* GIVEN TASK: Each line containing the word "住房公积金" must be reported.

* * * * *

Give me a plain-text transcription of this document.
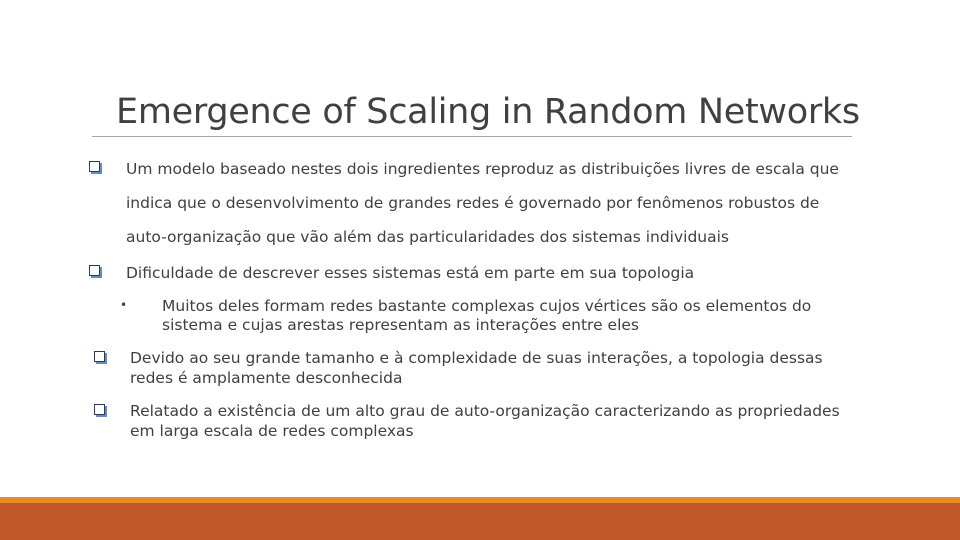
Emergence of Scaling in Random Networks
Um modelo baseado nestes dois ingredientes reproduz as distribuições livres de escala que
indica que o desenvolvimento de grandes redes é governado por fenômenos robustos de
auto-organização que vão além das particularidades dos sistemas individuais
Dificuldade de descrever esses sistemas está em parte em sua topologia
• Muitos deles formam redes bastante complexas cujos vértices são os elementos do
sistema e cujas arestas representam as interações entre eles
Devido ao seu grande tamanho e à complexidade de suas interações, a topologia dessas
redes é amplamente desconhecida
Relatado a existência de um alto grau de auto-organização caracterizando as propriedades
em larga escala de redes complexas
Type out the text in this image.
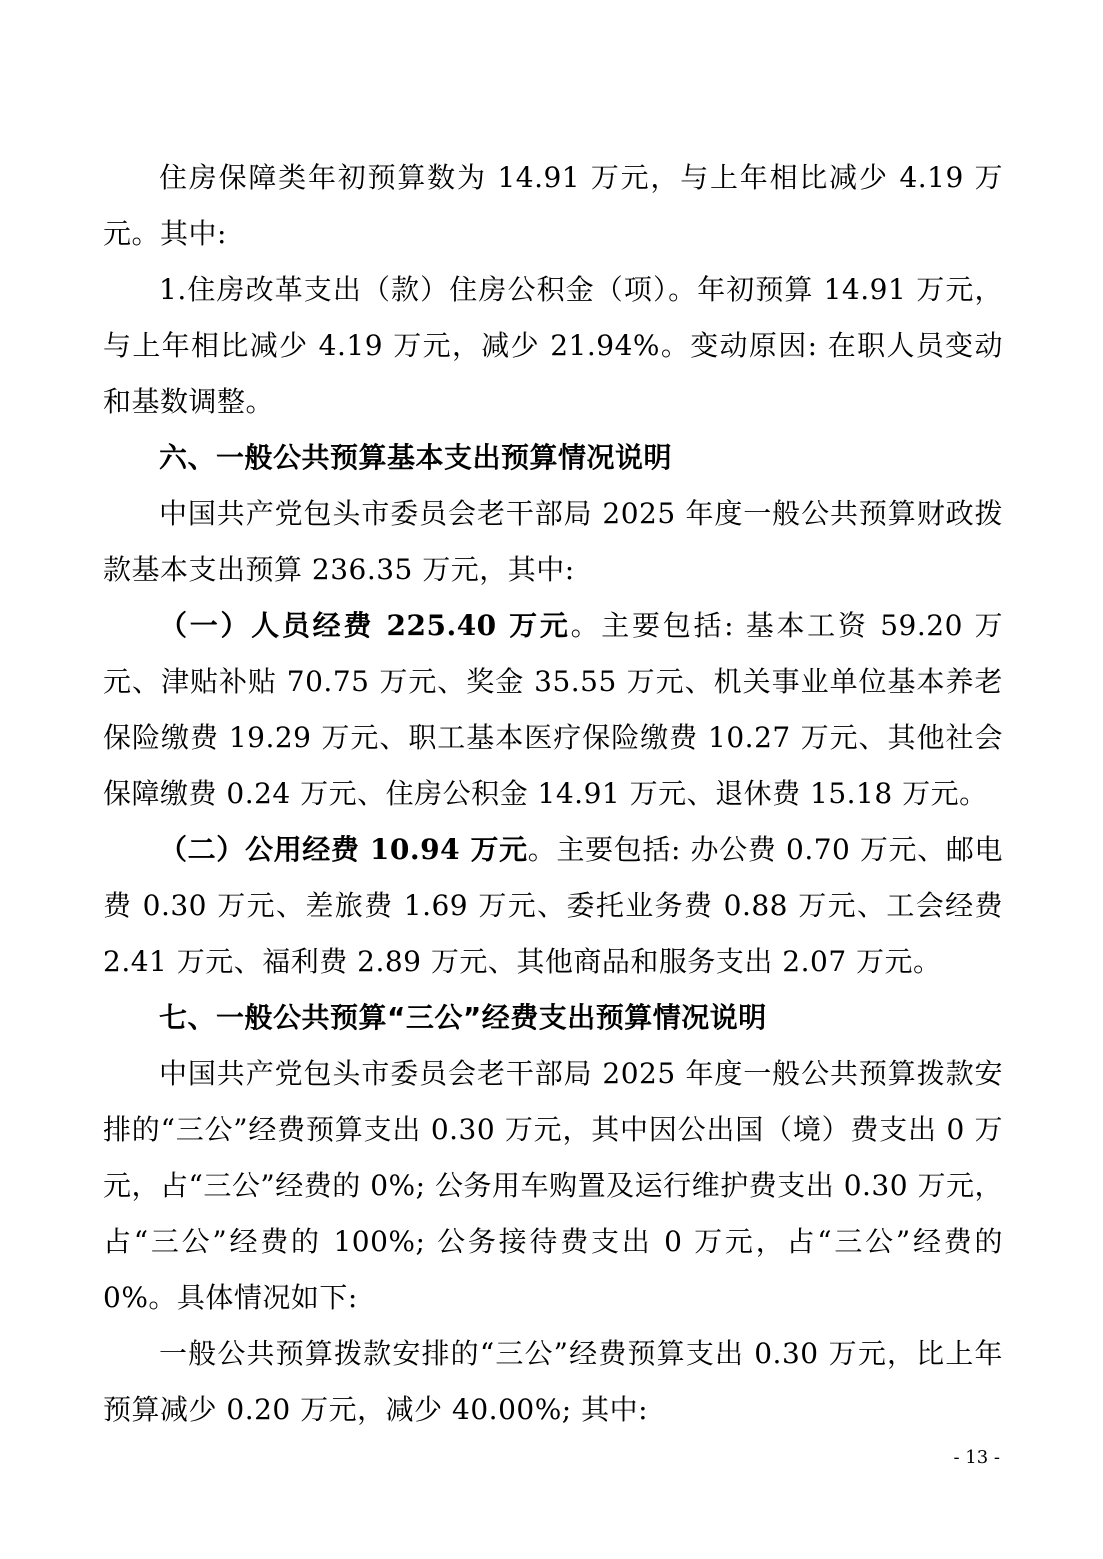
住房保障类年初预算数为 14.91 万元，与上年相比减少 4.19 万元。其中:

1.住房改革支出（款）住房公积金（项）。年初预算 14.91 万元，与上年相比减少 4.19 万元，减少 21.94%。变动原因: 在职人员变动和基数调整。

六、一般公共预算基本支出预算情况说明

中国共产党包头市委员会老干部局 2025 年度一般公共预算财政拨款基本支出预算 236.35 万元，其中:

（一）人员经费 225.40 万元。主要包括: 基本工资 59.20 万元、津贴补贴 70.75 万元、奖金 35.55 万元、机关事业单位基本养老保险缴费 19.29 万元、职工基本医疗保险缴费 10.27 万元、其他社会保障缴费 0.24 万元、住房公积金 14.91 万元、退休费 15.18 万元。

（二）公用经费 10.94 万元。主要包括: 办公费 0.70 万元、邮电费 0.30 万元、差旅费 1.69 万元、委托业务费 0.88 万元、工会经费 2.41 万元、福利费 2.89 万元、其他商品和服务支出 2.07 万元。

七、一般公共预算“三公”经费支出预算情况说明

中国共产党包头市委员会老干部局 2025 年度一般公共预算拨款安排的“三公”经费预算支出 0.30 万元，其中因公出国（境）费支出 0 万元，占“三公”经费的 0%; 公务用车购置及运行维护费支出 0.30 万元，占“三公”经费的 100%; 公务接待费支出 0 万元，占“三公”经费的 0%。具体情况如下:

一般公共预算拨款安排的“三公”经费预算支出 0.30 万元，比上年预算减少 0.20 万元，减少 40.00%; 其中:

- 13 -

* * * * *

* WRITTEN ANSWER:
1.住房改革支出（款）住房公积金（项）。年初预算 14.91 万元，与上年相比减少 4.19 万元，减少 21.94%。变动原因: 在职人员变动和基数调整。
（一）人员经费 225.40 万元。主要包括: 基本工资 59.20 万元、津贴补贴 70.75 万元、奖金 35.55 万元、机关事业单位基本养老保险缴费 19.29 万元、职工基本医疗保险缴费 10.27 万元、其他社会保障缴费 0.24 万元、住房公积金 14.91 万元、退休费 15.18 万元。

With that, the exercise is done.